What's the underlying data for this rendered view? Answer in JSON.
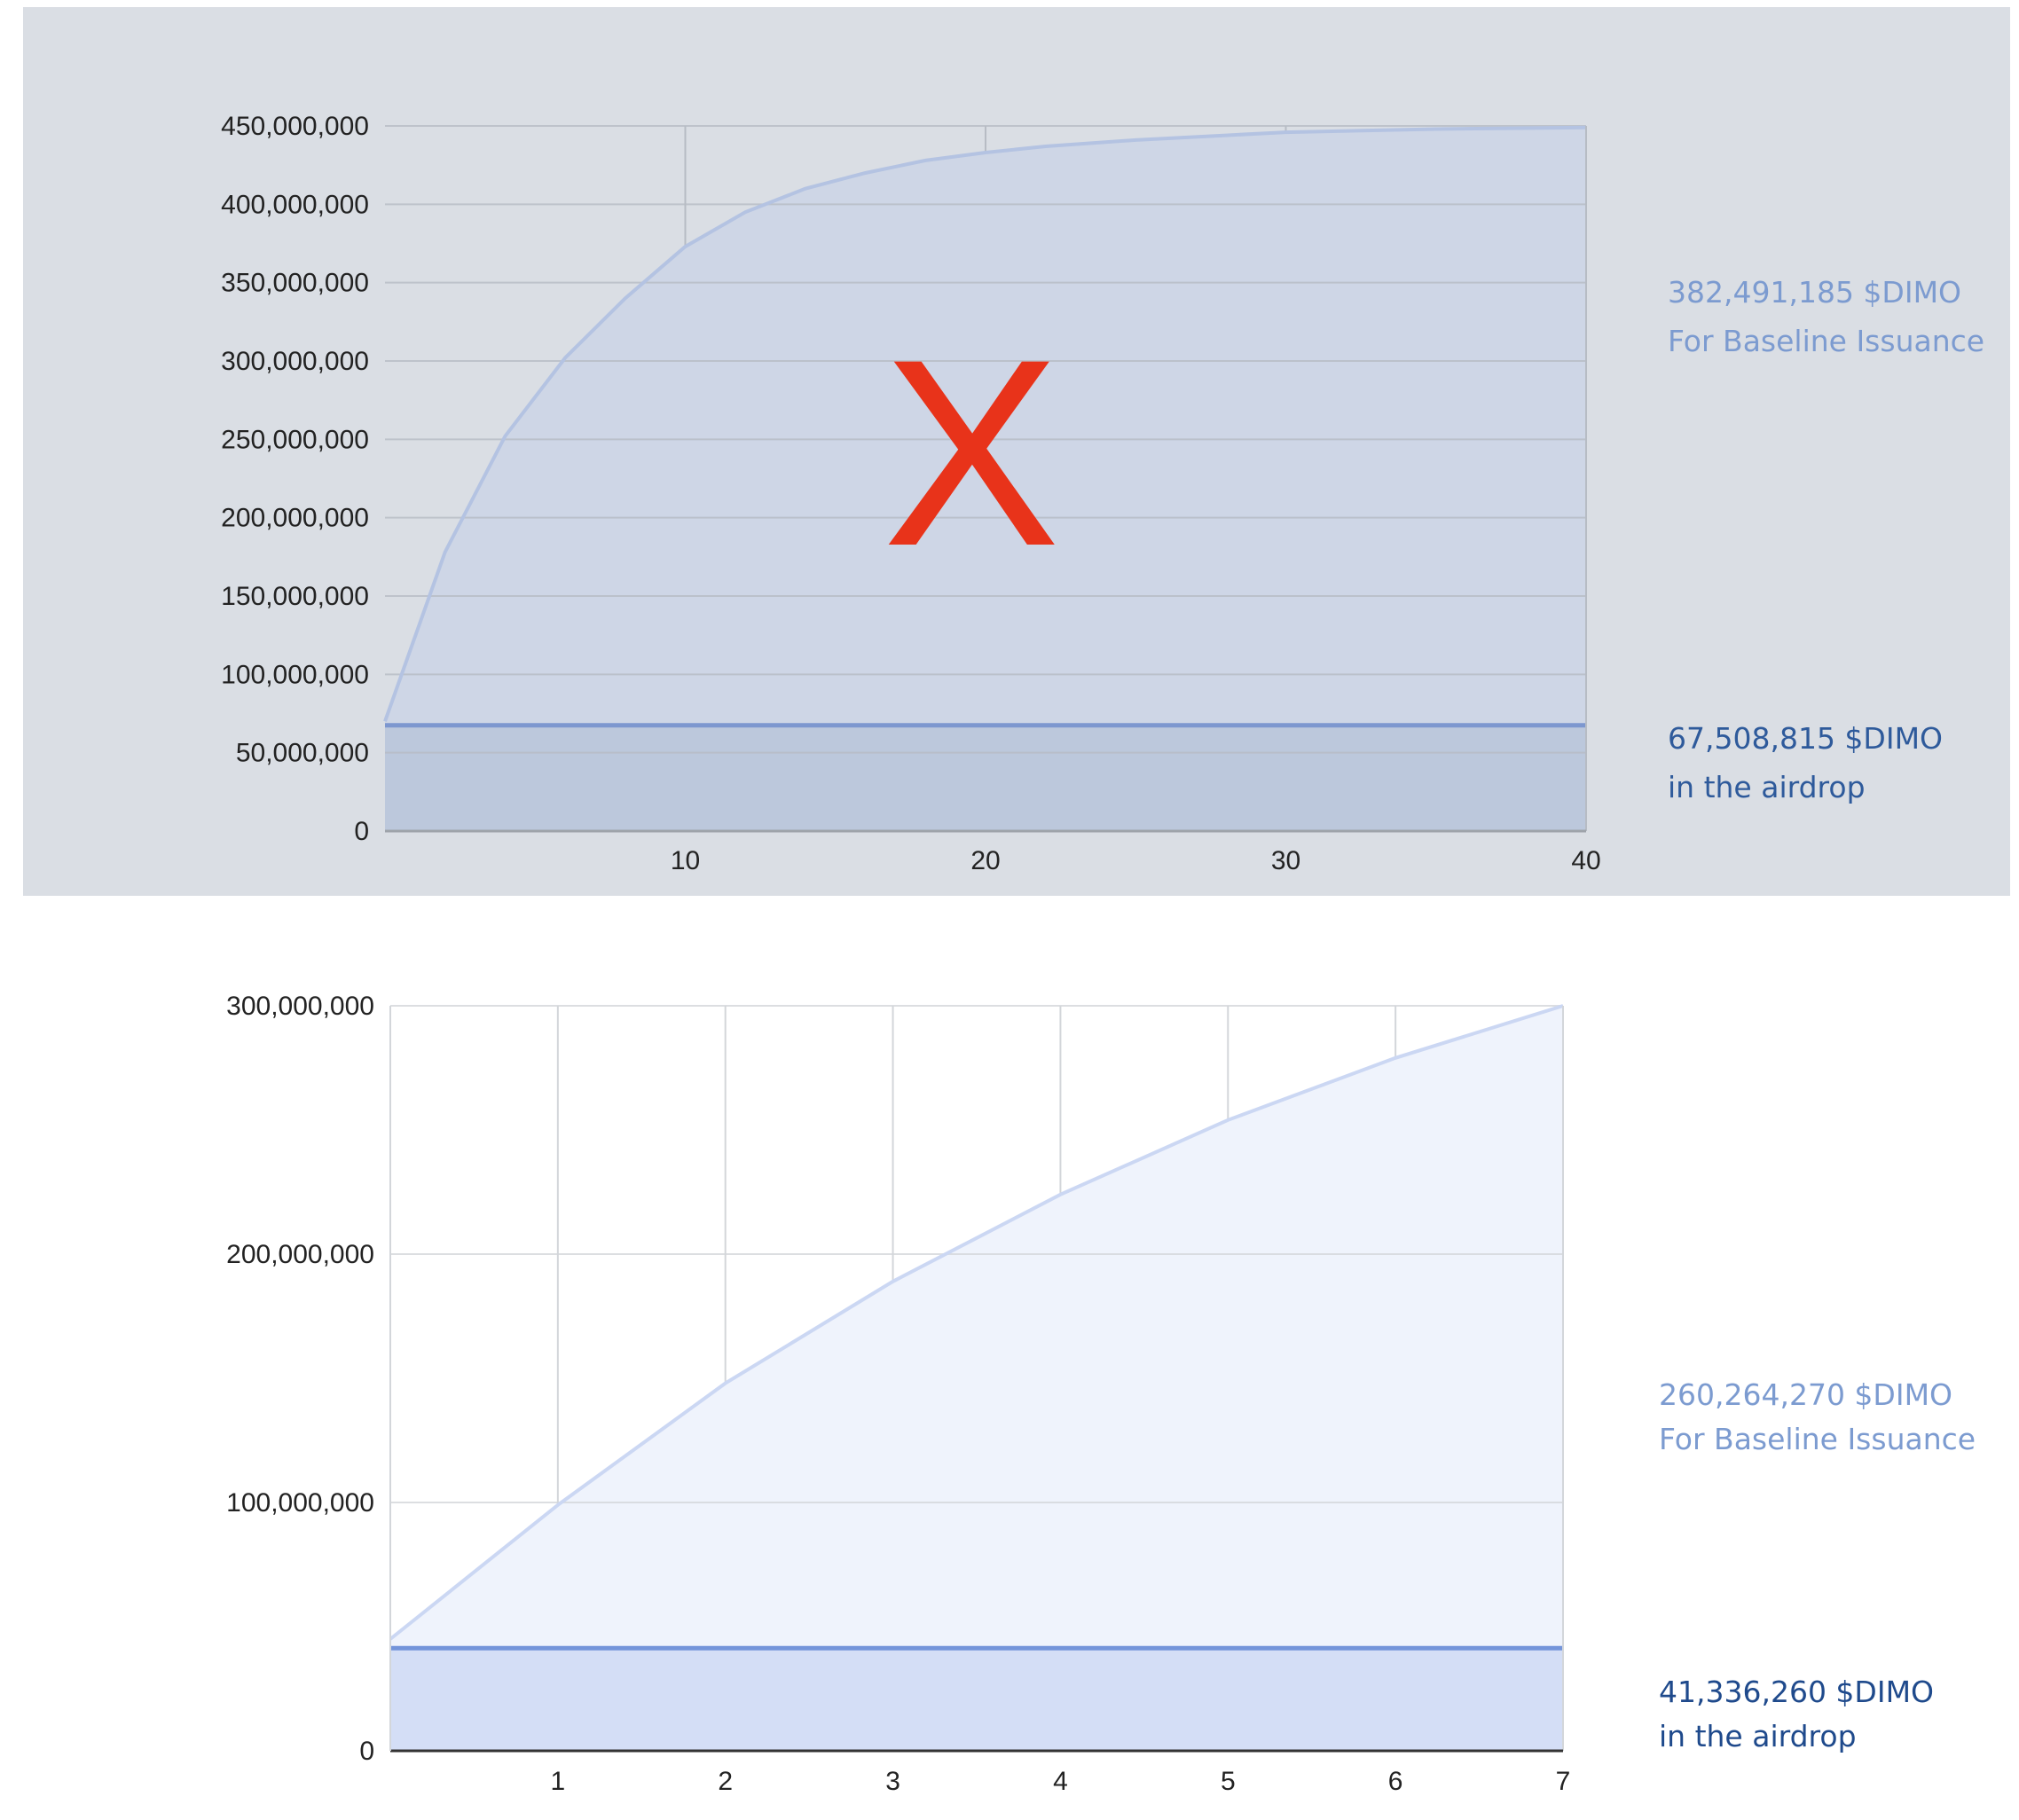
{
  "chart_data": [
    {
      "type": "area",
      "xlim": [
        0,
        40
      ],
      "ylim": [
        0,
        450000000
      ],
      "x_ticks": [
        "10",
        "20",
        "30",
        "40"
      ],
      "y_ticks": [
        "0",
        "50,000,000",
        "100,000,000",
        "150,000,000",
        "200,000,000",
        "250,000,000",
        "300,000,000",
        "350,000,000",
        "400,000,000",
        "450,000,000"
      ],
      "grid": true,
      "series": [
        {
          "x": [
            0,
            2,
            4,
            6,
            8,
            10,
            12,
            14,
            16,
            18,
            20,
            22,
            25,
            28,
            30,
            35,
            40
          ],
          "values": [
            70000000,
            178000000,
            252000000,
            302000000,
            340000000,
            373000000,
            395000000,
            410000000,
            420000000,
            428000000,
            433000000,
            437000000,
            441000000,
            444000000,
            446000000,
            448000000,
            449000000
          ],
          "color": "#b4c3e2",
          "fill": "#ced6e6"
        },
        {
          "x": [
            0,
            40
          ],
          "values": [
            67508815,
            67508815
          ],
          "color": "#7d97cf",
          "fill": "#bcc8dc"
        }
      ],
      "annotations": [
        {
          "lines": [
            "382,491,185 $DIMO",
            "For Baseline Issuance"
          ],
          "color": "#7c9bd0"
        },
        {
          "lines": [
            "67,508,815 $DIMO",
            "in the airdrop"
          ],
          "color": "#2e5a9b"
        }
      ],
      "mark": {
        "text": "X",
        "color": "#e8331a"
      },
      "background": "#dadee4"
    },
    {
      "type": "area",
      "xlim": [
        0,
        7
      ],
      "ylim": [
        0,
        300000000
      ],
      "x_ticks": [
        "1",
        "2",
        "3",
        "4",
        "5",
        "6",
        "7"
      ],
      "y_ticks": [
        "0",
        "100,000,000",
        "200,000,000",
        "300,000,000"
      ],
      "y_zero_label": "0",
      "grid": true,
      "series": [
        {
          "x": [
            0,
            1,
            2,
            3,
            4,
            5,
            6,
            7
          ],
          "values": [
            45000000,
            99000000,
            148000000,
            189000000,
            224000000,
            254000000,
            279000000,
            300000000
          ],
          "color": "#cbd7f3",
          "fill": "#eff3fc"
        },
        {
          "x": [
            0,
            7
          ],
          "values": [
            41336260,
            41336260
          ],
          "color": "#7394da",
          "fill": "#d4def6"
        }
      ],
      "annotations": [
        {
          "lines": [
            "260,264,270 $DIMO",
            "For Baseline Issuance"
          ],
          "color": "#7c9bd0"
        },
        {
          "lines": [
            "41,336,260 $DIMO",
            "in the airdrop"
          ],
          "color": "#1f4a8c"
        }
      ],
      "background": "#ffffff"
    }
  ]
}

================================

**EXERCISE TASK:** Copy each line of the listing that includes "DIMO".

**FINISHED ANSWER:**
            "382,491,185 $DIMO",
            "67,508,815 $DIMO",
            "260,264,270 $DIMO",
            "41,336,260 $DIMO",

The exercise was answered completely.